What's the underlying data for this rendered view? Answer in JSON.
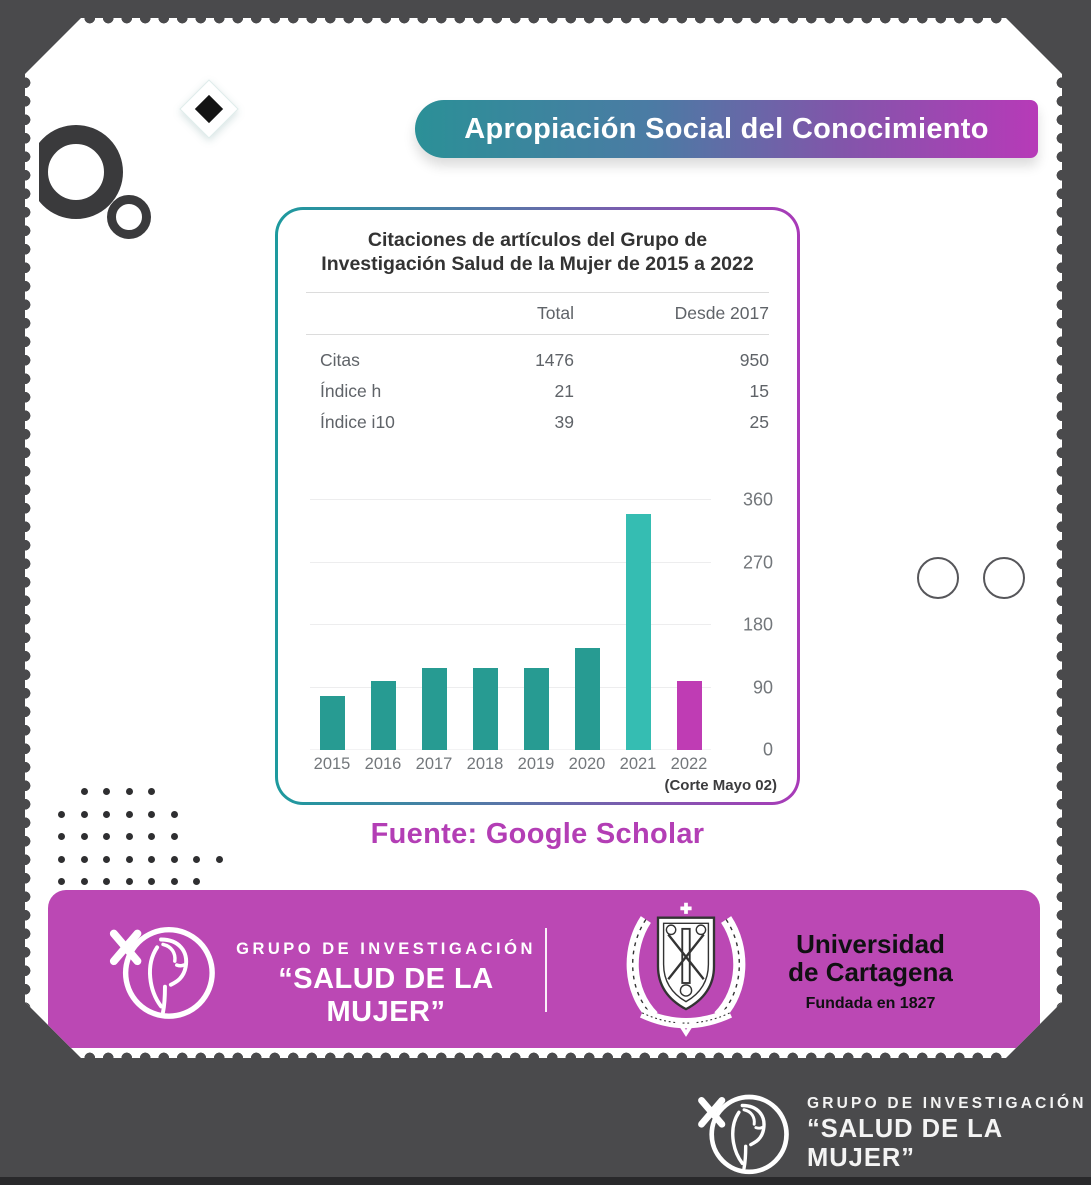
{
  "header": {
    "banner_label": "Apropiación Social del Conocimiento"
  },
  "scholar_card": {
    "title_line1": "Citaciones de artículos del Grupo de",
    "title_line2": "Investigación Salud de la Mujer de 2015 a 2022",
    "table": {
      "col_total": "Total",
      "col_desde": "Desde 2017",
      "rows": [
        {
          "label": "Citas",
          "total": "1476",
          "desde": "950"
        },
        {
          "label": "Índice h",
          "total": "21",
          "desde": "15"
        },
        {
          "label": "Índice i10",
          "total": "39",
          "desde": "25"
        }
      ]
    }
  },
  "chart_data": {
    "type": "bar",
    "title": "Citaciones de artículos del Grupo de Investigación Salud de la Mujer de 2015 a 2022",
    "categories": [
      "2015",
      "2016",
      "2017",
      "2018",
      "2019",
      "2020",
      "2021",
      "2022"
    ],
    "values": [
      78,
      100,
      118,
      118,
      118,
      147,
      340,
      100
    ],
    "y_ticks": [
      0,
      90,
      180,
      270,
      360
    ],
    "ylim": [
      0,
      360
    ],
    "y_axis_position": "right",
    "grid": true,
    "legend": "none",
    "bar_colors": [
      "#279b92",
      "#279b92",
      "#279b92",
      "#279b92",
      "#279b92",
      "#279b92",
      "#35bdb2",
      "#bf3cb4"
    ],
    "annotation": "(Corte Mayo 02)",
    "source_label": "Fuente: Google Scholar"
  },
  "footer_banner": {
    "group_label": "GRUPO DE INVESTIGACIÓN",
    "group_name": "“SALUD DE LA MUJER”",
    "university_name_line1": "Universidad",
    "university_name_line2": "de Cartagena",
    "university_founded": "Fundada en 1827"
  },
  "dark_footer": {
    "group_label": "GRUPO DE INVESTIGACIÓN",
    "group_name": "“SALUD DE LA MUJER”"
  },
  "colors": {
    "background": "#4a4a4c",
    "header_gradient_start": "#2b9097",
    "header_gradient_end": "#b73ab8",
    "card_border_start": "#1d9a9e",
    "card_border_end": "#a93ab8",
    "bar_teal": "#279b92",
    "bar_teal_light": "#35bdb2",
    "bar_magenta": "#bf3cb4",
    "footer_banner_bg": "#bb48b4",
    "source_text": "#b33eb5"
  }
}
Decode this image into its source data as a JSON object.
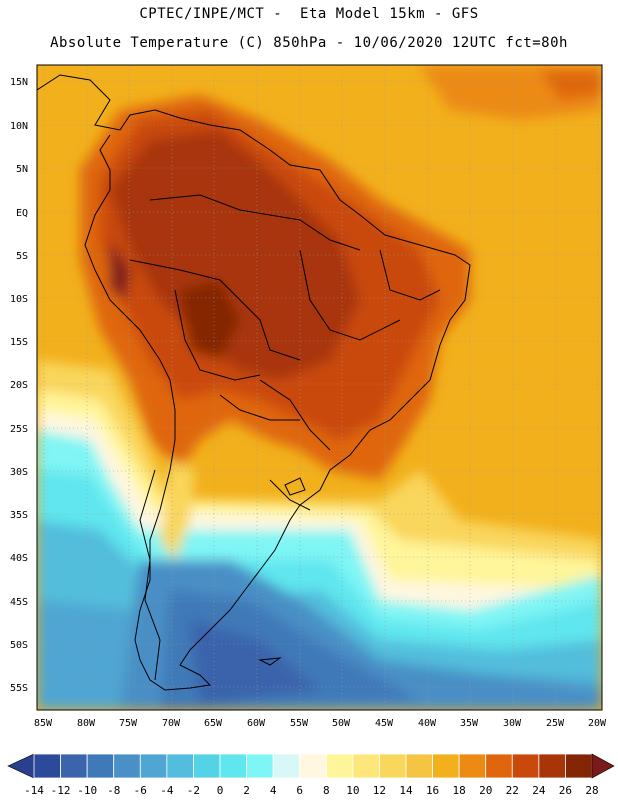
{
  "header": {
    "line1": "CPTEC/INPE/MCT -  Eta Model 15km - GFS",
    "line2": "Absolute Temperature (C) 850hPa - 10/06/2020 12UTC fct=80h"
  },
  "map": {
    "lat_labels": [
      "15N",
      "10N",
      "5N",
      "EQ",
      "5S",
      "10S",
      "15S",
      "20S",
      "25S",
      "30S",
      "35S",
      "40S",
      "45S",
      "50S",
      "55S"
    ],
    "lon_labels": [
      "85W",
      "80W",
      "75W",
      "70W",
      "65W",
      "60W",
      "55W",
      "50W",
      "45W",
      "40W",
      "35W",
      "30W",
      "25W",
      "20W"
    ]
  },
  "colorbar": {
    "labels": [
      "-14",
      "-12",
      "-10",
      "-8",
      "-6",
      "-4",
      "-2",
      "0",
      "2",
      "4",
      "6",
      "8",
      "10",
      "12",
      "14",
      "16",
      "18",
      "20",
      "22",
      "24",
      "26",
      "28"
    ],
    "colors": [
      "#2c4a9a",
      "#3a64ab",
      "#3f79b8",
      "#4a8fc6",
      "#4fa6d2",
      "#52bddc",
      "#55d3e6",
      "#5fe6ee",
      "#7ff5f5",
      "#d8f8f8",
      "#fff7e0",
      "#fff59a",
      "#fde77a",
      "#f9d65c",
      "#f5c442",
      "#f2b01c",
      "#ec8a13",
      "#df660e",
      "#c9490c",
      "#a83408",
      "#842506"
    ],
    "low_color": "#2a3f8e",
    "high_color": "#7a1a1a"
  }
}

━━━━━━━━━━━━━━━━━━━━━━━━━━━━━━

**OBJECTIVE**
Exclude the pictures and repeat every other part of the records word for word.

**WORKED SOLUTION**
What's the underlying data for this rendered view? Answer in JSON.
{
  "header": {
    "banner_label": "Apropiación Social del Conocimiento"
  },
  "scholar_card": {
    "title_line1": "Citaciones de artículos del Grupo de",
    "title_line2": "Investigación Salud de la Mujer de 2015 a 2022",
    "table": {
      "col_total": "Total",
      "col_desde": "Desde 2017",
      "rows": [
        {
          "label": "Citas",
          "total": "1476",
          "desde": "950"
        },
        {
          "label": "Índice h",
          "total": "21",
          "desde": "15"
        },
        {
          "label": "Índice i10",
          "total": "39",
          "desde": "25"
        }
      ]
    }
  },
  "chart_data": {
    "type": "bar",
    "title": "Citaciones de artículos del Grupo de Investigación Salud de la Mujer de 2015 a 2022",
    "categories": [
      "2015",
      "2016",
      "2017",
      "2018",
      "2019",
      "2020",
      "2021",
      "2022"
    ],
    "values": [
      78,
      100,
      118,
      118,
      118,
      147,
      340,
      100
    ],
    "y_ticks": [
      0,
      90,
      180,
      270,
      360
    ],
    "ylim": [
      0,
      360
    ],
    "y_axis_position": "right",
    "grid": true,
    "legend": "none",
    "bar_colors": [
      "#279b92",
      "#279b92",
      "#279b92",
      "#279b92",
      "#279b92",
      "#279b92",
      "#35bdb2",
      "#bf3cb4"
    ],
    "annotation": "(Corte Mayo 02)",
    "source_label": "Fuente: Google Scholar"
  },
  "footer_banner": {
    "group_label": "GRUPO DE INVESTIGACIÓN",
    "group_name": "“SALUD DE LA MUJER”",
    "university_name_line1": "Universidad",
    "university_name_line2": "de Cartagena",
    "university_founded": "Fundada en 1827"
  },
  "dark_footer": {
    "group_label": "GRUPO DE INVESTIGACIÓN",
    "group_name": "“SALUD DE LA MUJER”"
  },
  "colors": {
    "background": "#4a4a4c",
    "header_gradient_start": "#2b9097",
    "header_gradient_end": "#b73ab8",
    "card_border_start": "#1d9a9e",
    "card_border_end": "#a93ab8",
    "bar_teal": "#279b92",
    "bar_teal_light": "#35bdb2",
    "bar_magenta": "#bf3cb4",
    "footer_banner_bg": "#bb48b4",
    "source_text": "#b33eb5"
  }
}
Decode this image into its source data as a JSON object.
{
  "header": {
    "line1": "CPTEC/INPE/MCT -  Eta Model 15km - GFS",
    "line2": "Absolute Temperature (C) 850hPa - 10/06/2020 12UTC fct=80h"
  },
  "map": {
    "lat_labels": [
      "15N",
      "10N",
      "5N",
      "EQ",
      "5S",
      "10S",
      "15S",
      "20S",
      "25S",
      "30S",
      "35S",
      "40S",
      "45S",
      "50S",
      "55S"
    ],
    "lon_labels": [
      "85W",
      "80W",
      "75W",
      "70W",
      "65W",
      "60W",
      "55W",
      "50W",
      "45W",
      "40W",
      "35W",
      "30W",
      "25W",
      "20W"
    ]
  },
  "colorbar": {
    "labels": [
      "-14",
      "-12",
      "-10",
      "-8",
      "-6",
      "-4",
      "-2",
      "0",
      "2",
      "4",
      "6",
      "8",
      "10",
      "12",
      "14",
      "16",
      "18",
      "20",
      "22",
      "24",
      "26",
      "28"
    ],
    "colors": [
      "#2c4a9a",
      "#3a64ab",
      "#3f79b8",
      "#4a8fc6",
      "#4fa6d2",
      "#52bddc",
      "#55d3e6",
      "#5fe6ee",
      "#7ff5f5",
      "#d8f8f8",
      "#fff7e0",
      "#fff59a",
      "#fde77a",
      "#f9d65c",
      "#f5c442",
      "#f2b01c",
      "#ec8a13",
      "#df660e",
      "#c9490c",
      "#a83408",
      "#842506"
    ],
    "low_color": "#2a3f8e",
    "high_color": "#7a1a1a"
  }
}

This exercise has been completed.